◆ GIVEN PROBLEM: Reproduce the material verbatim, from the line containing "Patent image size: (1167, 893)." through the line containing "The pressure switch 9 is at (700, 472).", inclusive.

# START OF MATERIAL PROVIDED

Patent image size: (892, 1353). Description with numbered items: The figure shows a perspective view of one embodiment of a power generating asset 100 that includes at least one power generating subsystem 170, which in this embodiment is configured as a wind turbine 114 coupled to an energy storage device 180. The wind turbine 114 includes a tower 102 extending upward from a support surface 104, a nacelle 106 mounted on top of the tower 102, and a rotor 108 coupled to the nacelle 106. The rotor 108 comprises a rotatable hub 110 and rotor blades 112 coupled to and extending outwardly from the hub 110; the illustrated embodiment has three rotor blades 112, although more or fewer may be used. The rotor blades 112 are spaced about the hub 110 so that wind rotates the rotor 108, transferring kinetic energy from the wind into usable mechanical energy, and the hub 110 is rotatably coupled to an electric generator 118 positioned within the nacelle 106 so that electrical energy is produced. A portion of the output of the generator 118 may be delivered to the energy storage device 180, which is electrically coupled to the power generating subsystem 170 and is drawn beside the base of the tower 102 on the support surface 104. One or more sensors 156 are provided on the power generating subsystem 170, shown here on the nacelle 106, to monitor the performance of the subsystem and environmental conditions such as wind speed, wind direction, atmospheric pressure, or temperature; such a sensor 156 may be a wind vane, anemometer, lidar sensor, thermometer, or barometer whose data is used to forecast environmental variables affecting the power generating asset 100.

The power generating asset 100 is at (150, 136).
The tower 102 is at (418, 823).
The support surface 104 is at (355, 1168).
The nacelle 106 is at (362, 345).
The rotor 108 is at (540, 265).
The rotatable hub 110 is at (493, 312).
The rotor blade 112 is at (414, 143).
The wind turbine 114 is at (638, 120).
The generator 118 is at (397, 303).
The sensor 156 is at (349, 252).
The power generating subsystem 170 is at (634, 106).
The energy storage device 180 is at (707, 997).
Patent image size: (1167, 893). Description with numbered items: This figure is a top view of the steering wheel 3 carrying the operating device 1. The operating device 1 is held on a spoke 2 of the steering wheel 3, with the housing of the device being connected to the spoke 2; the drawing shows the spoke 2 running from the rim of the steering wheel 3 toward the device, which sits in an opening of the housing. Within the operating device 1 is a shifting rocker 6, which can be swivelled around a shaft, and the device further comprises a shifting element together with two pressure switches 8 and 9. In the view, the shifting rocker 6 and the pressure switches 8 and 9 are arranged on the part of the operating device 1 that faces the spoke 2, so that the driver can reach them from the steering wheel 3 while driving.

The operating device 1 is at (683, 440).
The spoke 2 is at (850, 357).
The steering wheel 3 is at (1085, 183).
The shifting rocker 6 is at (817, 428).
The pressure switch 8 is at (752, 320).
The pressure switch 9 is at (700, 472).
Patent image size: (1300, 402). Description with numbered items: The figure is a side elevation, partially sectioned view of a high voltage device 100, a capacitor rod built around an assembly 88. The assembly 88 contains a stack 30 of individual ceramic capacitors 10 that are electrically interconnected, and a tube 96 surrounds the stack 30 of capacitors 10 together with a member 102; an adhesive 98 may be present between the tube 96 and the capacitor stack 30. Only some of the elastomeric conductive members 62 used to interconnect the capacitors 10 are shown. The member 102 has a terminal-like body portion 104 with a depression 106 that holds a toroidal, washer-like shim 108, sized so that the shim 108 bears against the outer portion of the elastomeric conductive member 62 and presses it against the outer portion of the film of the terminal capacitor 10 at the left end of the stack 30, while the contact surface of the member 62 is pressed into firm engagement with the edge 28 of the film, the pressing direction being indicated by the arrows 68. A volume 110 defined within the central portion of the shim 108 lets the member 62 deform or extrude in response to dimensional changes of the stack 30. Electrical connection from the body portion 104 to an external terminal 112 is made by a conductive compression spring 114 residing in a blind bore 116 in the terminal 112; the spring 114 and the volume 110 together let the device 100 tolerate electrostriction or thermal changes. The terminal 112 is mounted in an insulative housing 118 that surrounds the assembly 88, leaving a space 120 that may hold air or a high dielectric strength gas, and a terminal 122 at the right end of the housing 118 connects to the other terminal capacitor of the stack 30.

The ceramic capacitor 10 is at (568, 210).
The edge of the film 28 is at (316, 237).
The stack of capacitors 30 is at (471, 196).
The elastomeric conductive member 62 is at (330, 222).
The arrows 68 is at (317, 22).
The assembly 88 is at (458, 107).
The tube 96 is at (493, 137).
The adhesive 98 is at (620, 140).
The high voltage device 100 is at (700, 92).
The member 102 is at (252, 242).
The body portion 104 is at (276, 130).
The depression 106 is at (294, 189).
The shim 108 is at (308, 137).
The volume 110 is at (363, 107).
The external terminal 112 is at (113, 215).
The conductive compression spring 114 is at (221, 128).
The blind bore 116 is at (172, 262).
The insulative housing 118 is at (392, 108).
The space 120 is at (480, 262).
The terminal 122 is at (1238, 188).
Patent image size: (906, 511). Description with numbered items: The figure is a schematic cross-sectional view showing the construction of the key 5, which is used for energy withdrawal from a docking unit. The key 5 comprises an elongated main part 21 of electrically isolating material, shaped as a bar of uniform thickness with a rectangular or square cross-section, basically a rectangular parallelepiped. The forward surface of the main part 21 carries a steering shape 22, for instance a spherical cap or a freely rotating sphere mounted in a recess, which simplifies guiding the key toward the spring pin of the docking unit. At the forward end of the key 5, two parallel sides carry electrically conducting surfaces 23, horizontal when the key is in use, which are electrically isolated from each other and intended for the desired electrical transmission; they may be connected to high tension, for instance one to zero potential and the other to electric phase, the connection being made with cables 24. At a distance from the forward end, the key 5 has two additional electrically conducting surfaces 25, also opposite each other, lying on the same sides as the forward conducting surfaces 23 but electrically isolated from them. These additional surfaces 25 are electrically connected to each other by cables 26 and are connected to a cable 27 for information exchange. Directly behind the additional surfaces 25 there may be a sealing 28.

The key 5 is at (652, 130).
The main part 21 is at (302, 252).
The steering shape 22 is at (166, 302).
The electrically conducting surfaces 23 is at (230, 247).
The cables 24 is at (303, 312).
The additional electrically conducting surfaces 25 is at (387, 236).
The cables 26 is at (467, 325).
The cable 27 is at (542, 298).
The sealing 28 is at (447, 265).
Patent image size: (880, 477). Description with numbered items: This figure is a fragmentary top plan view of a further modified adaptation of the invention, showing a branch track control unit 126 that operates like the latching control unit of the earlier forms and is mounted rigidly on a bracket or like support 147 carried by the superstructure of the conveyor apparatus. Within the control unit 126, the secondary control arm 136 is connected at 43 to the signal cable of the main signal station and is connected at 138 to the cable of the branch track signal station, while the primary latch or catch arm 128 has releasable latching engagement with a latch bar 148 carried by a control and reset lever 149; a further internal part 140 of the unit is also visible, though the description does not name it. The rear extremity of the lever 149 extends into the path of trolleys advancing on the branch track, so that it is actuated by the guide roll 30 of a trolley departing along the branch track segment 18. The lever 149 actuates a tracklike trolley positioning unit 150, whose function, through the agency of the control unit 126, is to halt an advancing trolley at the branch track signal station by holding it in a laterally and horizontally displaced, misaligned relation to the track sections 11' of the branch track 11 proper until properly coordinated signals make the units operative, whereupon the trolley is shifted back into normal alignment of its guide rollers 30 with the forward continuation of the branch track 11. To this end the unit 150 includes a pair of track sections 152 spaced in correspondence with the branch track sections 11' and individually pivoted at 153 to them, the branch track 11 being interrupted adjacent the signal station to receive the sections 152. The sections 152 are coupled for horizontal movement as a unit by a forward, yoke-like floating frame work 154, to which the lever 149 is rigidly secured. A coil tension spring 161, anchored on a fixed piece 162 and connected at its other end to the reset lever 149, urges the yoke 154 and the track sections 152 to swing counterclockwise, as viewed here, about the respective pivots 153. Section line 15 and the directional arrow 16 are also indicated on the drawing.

# END OF MATERIAL PROVIDED

◆ SOLUTION:
Patent image size: (1167, 893). Description with numbered items: This figure is a top view of the steering wheel 3 carrying the operating device 1. The operating device 1 is held on a spoke 2 of the steering wheel 3, with the housing of the device being connected to the spoke 2; the drawing shows the spoke 2 running from the rim of the steering wheel 3 toward the device, which sits in an opening of the housing. Within the operating device 1 is a shifting rocker 6, which can be swivelled around a shaft, and the device further comprises a shifting element together with two pressure switches 8 and 9. In the view, the shifting rocker 6 and the pressure switches 8 and 9 are arranged on the part of the operating device 1 that faces the spoke 2, so that the driver can reach them from the steering wheel 3 while driving.

The operating device 1 is at (683, 440).
The spoke 2 is at (850, 357).
The steering wheel 3 is at (1085, 183).
The shifting rocker 6 is at (817, 428).
The pressure switch 8 is at (752, 320).
The pressure switch 9 is at (700, 472).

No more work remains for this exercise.